* [What is needed]
Type out all the records word for word. Any pictures are to be left out.

* [Records for processing]
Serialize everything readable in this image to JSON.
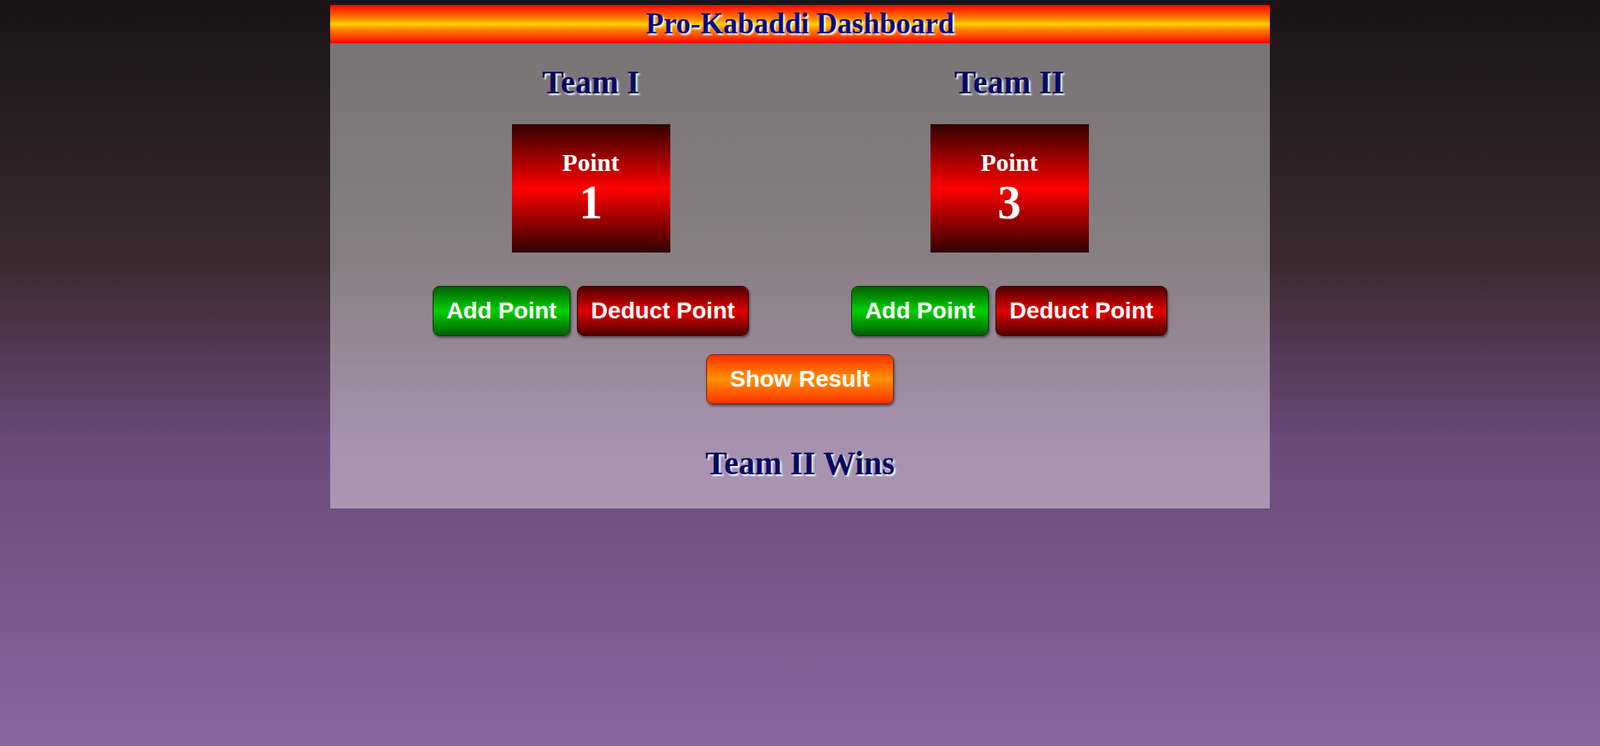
{
  "header": {
    "title": "Pro-Kabaddi Dashboard"
  },
  "teams": [
    {
      "name": "Team I",
      "label": "Point",
      "points": "1",
      "add_button": "Add Point",
      "deduct_button": "Deduct Point"
    },
    {
      "name": "Team II",
      "label": "Point",
      "points": "3",
      "add_button": "Add Point",
      "deduct_button": "Deduct Point"
    }
  ],
  "show_result_button": "Show Result",
  "result": "Team II Wins"
}
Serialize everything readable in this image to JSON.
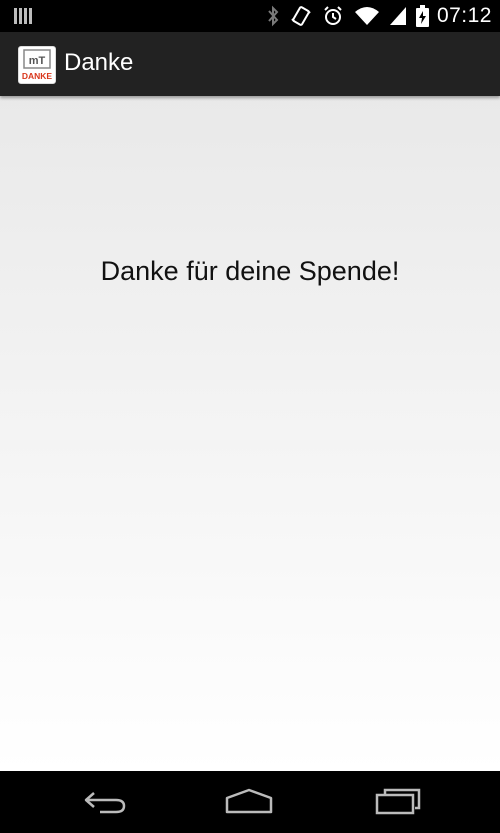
{
  "status_bar": {
    "time": "07:12",
    "icons": [
      "notification-icon",
      "bluetooth-icon",
      "vibrate-icon",
      "alarm-icon",
      "wifi-icon",
      "signal-icon",
      "battery-charging-icon"
    ]
  },
  "action_bar": {
    "title": "Danke",
    "app_icon": {
      "name": "app-logo-icon",
      "logo_text": "mT",
      "caption": "DANKE",
      "caption_color": "#d9361b"
    }
  },
  "main": {
    "message": "Danke für deine Spende!"
  },
  "nav_bar": {
    "buttons": [
      "back-icon",
      "home-icon",
      "recents-icon"
    ]
  },
  "colors": {
    "status_bar_bg": "#000000",
    "action_bar_bg": "#222222",
    "content_gradient_top": "#e9e9e9",
    "content_gradient_bottom": "#ffffff",
    "nav_bar_bg": "#000000"
  }
}
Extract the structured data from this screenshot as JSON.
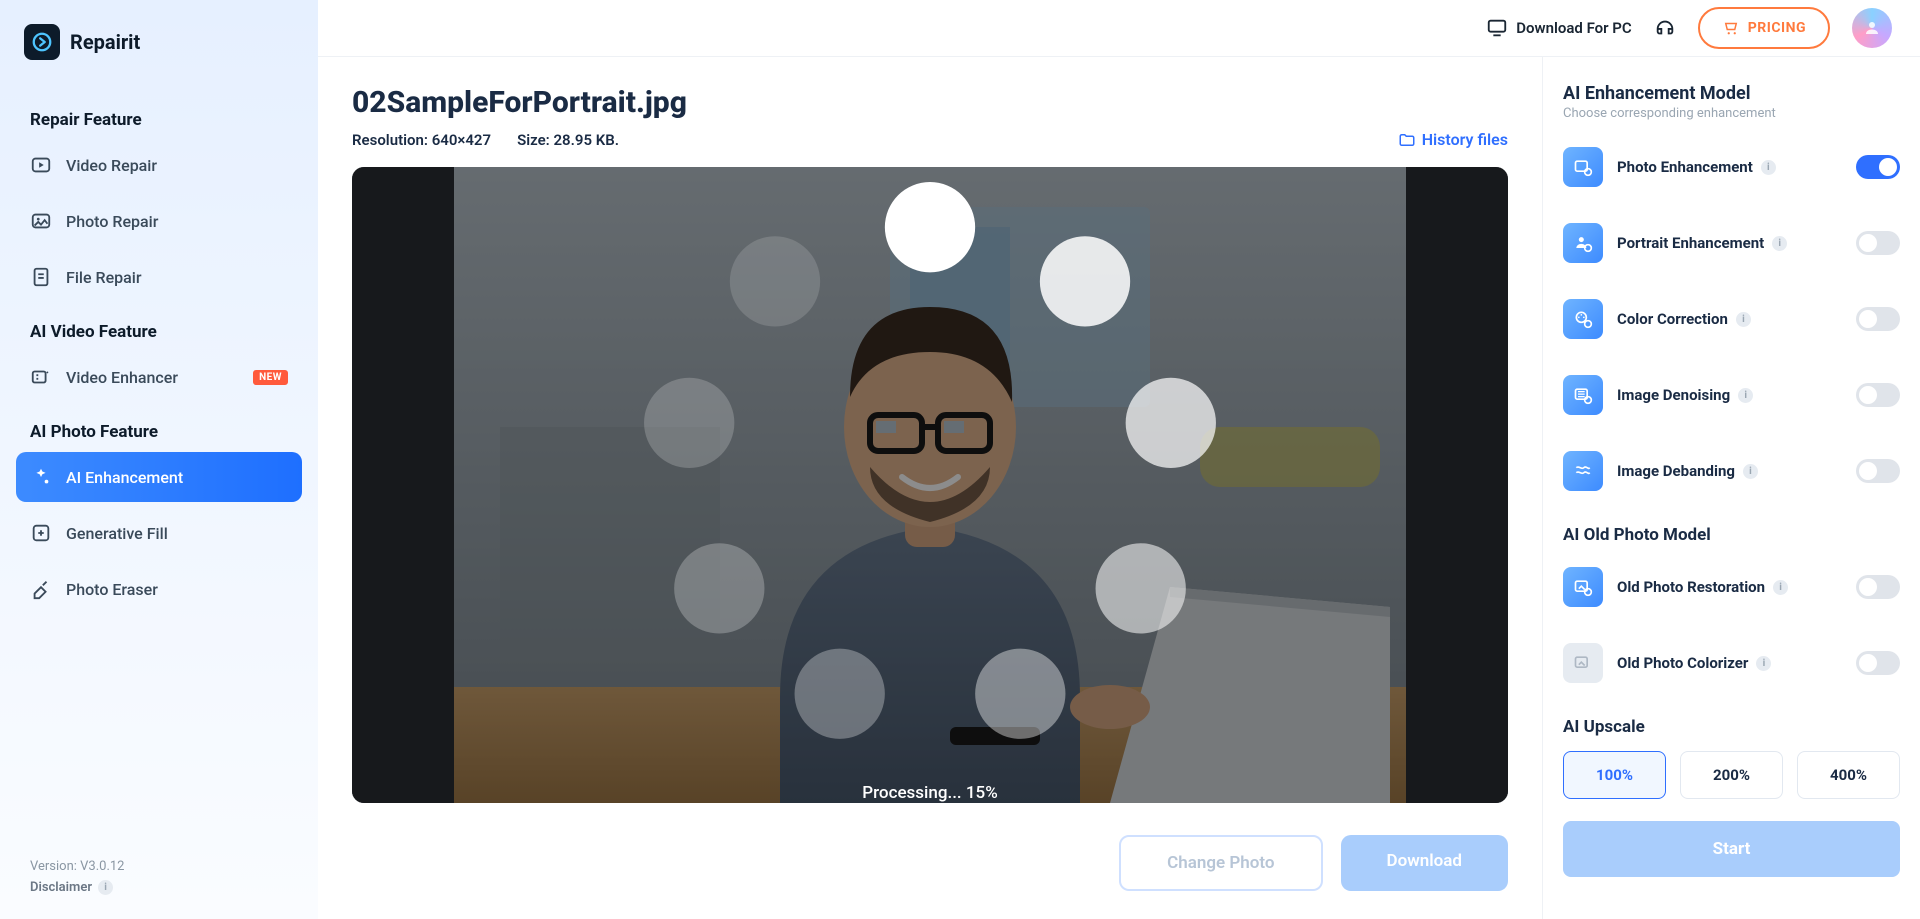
{
  "app": {
    "name": "Repairit"
  },
  "sidebar": {
    "sections": [
      {
        "label": "Repair Feature",
        "items": [
          {
            "label": "Video Repair"
          },
          {
            "label": "Photo Repair"
          },
          {
            "label": "File Repair"
          }
        ]
      },
      {
        "label": "AI Video Feature",
        "items": [
          {
            "label": "Video Enhancer",
            "badge": "NEW"
          }
        ]
      },
      {
        "label": "AI Photo Feature",
        "items": [
          {
            "label": "AI Enhancement",
            "active": true
          },
          {
            "label": "Generative Fill"
          },
          {
            "label": "Photo Eraser"
          }
        ]
      }
    ],
    "version": "Version: V3.0.12",
    "disclaimer": "Disclaimer"
  },
  "topbar": {
    "download": "Download For PC",
    "pricing": "PRICING"
  },
  "center": {
    "filename": "02SampleForPortrait.jpg",
    "resolution": "Resolution: 640×427",
    "size": "Size: 28.95 KB.",
    "history": "History files",
    "processing": "Processing... 15%",
    "change": "Change Photo",
    "download": "Download"
  },
  "panel": {
    "head1": "AI Enhancement Model",
    "sub1": "Choose corresponding enhancement",
    "models": [
      {
        "label": "Photo Enhancement",
        "on": true
      },
      {
        "label": "Portrait Enhancement",
        "on": false
      },
      {
        "label": "Color Correction",
        "on": false
      },
      {
        "label": "Image Denoising",
        "on": false
      },
      {
        "label": "Image Debanding",
        "on": false
      }
    ],
    "head2": "AI Old Photo Model",
    "oldmodels": [
      {
        "label": "Old Photo Restoration",
        "on": false
      },
      {
        "label": "Old Photo Colorizer",
        "on": false,
        "grey": true
      }
    ],
    "head3": "AI Upscale",
    "upscale": [
      "100%",
      "200%",
      "400%"
    ],
    "start": "Start"
  }
}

* [Problem solution]
Serialize everything readable in this image to JSON.
{
  "header": {
    "title": "Pro-Kabaddi Dashboard"
  },
  "teams": [
    {
      "name": "Team I",
      "label": "Point",
      "points": "1",
      "add_button": "Add Point",
      "deduct_button": "Deduct Point"
    },
    {
      "name": "Team II",
      "label": "Point",
      "points": "3",
      "add_button": "Add Point",
      "deduct_button": "Deduct Point"
    }
  ],
  "show_result_button": "Show Result",
  "result": "Team II Wins"
}
Serialize everything readable in this image to JSON.
{
  "status_bar": {
    "time": "07:12",
    "icons": [
      "notification-icon",
      "bluetooth-icon",
      "vibrate-icon",
      "alarm-icon",
      "wifi-icon",
      "signal-icon",
      "battery-charging-icon"
    ]
  },
  "action_bar": {
    "title": "Danke",
    "app_icon": {
      "name": "app-logo-icon",
      "logo_text": "mT",
      "caption": "DANKE",
      "caption_color": "#d9361b"
    }
  },
  "main": {
    "message": "Danke für deine Spende!"
  },
  "nav_bar": {
    "buttons": [
      "back-icon",
      "home-icon",
      "recents-icon"
    ]
  },
  "colors": {
    "status_bar_bg": "#000000",
    "action_bar_bg": "#222222",
    "content_gradient_top": "#e9e9e9",
    "content_gradient_bottom": "#ffffff",
    "nav_bar_bg": "#000000"
  }
}
Extract the structured data from this screenshot as JSON.
{
  "app": {
    "name": "Repairit"
  },
  "sidebar": {
    "sections": [
      {
        "label": "Repair Feature",
        "items": [
          {
            "label": "Video Repair"
          },
          {
            "label": "Photo Repair"
          },
          {
            "label": "File Repair"
          }
        ]
      },
      {
        "label": "AI Video Feature",
        "items": [
          {
            "label": "Video Enhancer",
            "badge": "NEW"
          }
        ]
      },
      {
        "label": "AI Photo Feature",
        "items": [
          {
            "label": "AI Enhancement",
            "active": true
          },
          {
            "label": "Generative Fill"
          },
          {
            "label": "Photo Eraser"
          }
        ]
      }
    ],
    "version": "Version: V3.0.12",
    "disclaimer": "Disclaimer"
  },
  "topbar": {
    "download": "Download For PC",
    "pricing": "PRICING"
  },
  "center": {
    "filename": "02SampleForPortrait.jpg",
    "resolution": "Resolution: 640×427",
    "size": "Size: 28.95 KB.",
    "history": "History files",
    "processing": "Processing... 15%",
    "change": "Change Photo",
    "download": "Download"
  },
  "panel": {
    "head1": "AI Enhancement Model",
    "sub1": "Choose corresponding enhancement",
    "models": [
      {
        "label": "Photo Enhancement",
        "on": true
      },
      {
        "label": "Portrait Enhancement",
        "on": false
      },
      {
        "label": "Color Correction",
        "on": false
      },
      {
        "label": "Image Denoising",
        "on": false
      },
      {
        "label": "Image Debanding",
        "on": false
      }
    ],
    "head2": "AI Old Photo Model",
    "oldmodels": [
      {
        "label": "Old Photo Restoration",
        "on": false
      },
      {
        "label": "Old Photo Colorizer",
        "on": false,
        "grey": true
      }
    ],
    "head3": "AI Upscale",
    "upscale": [
      "100%",
      "200%",
      "400%"
    ],
    "start": "Start"
  }
}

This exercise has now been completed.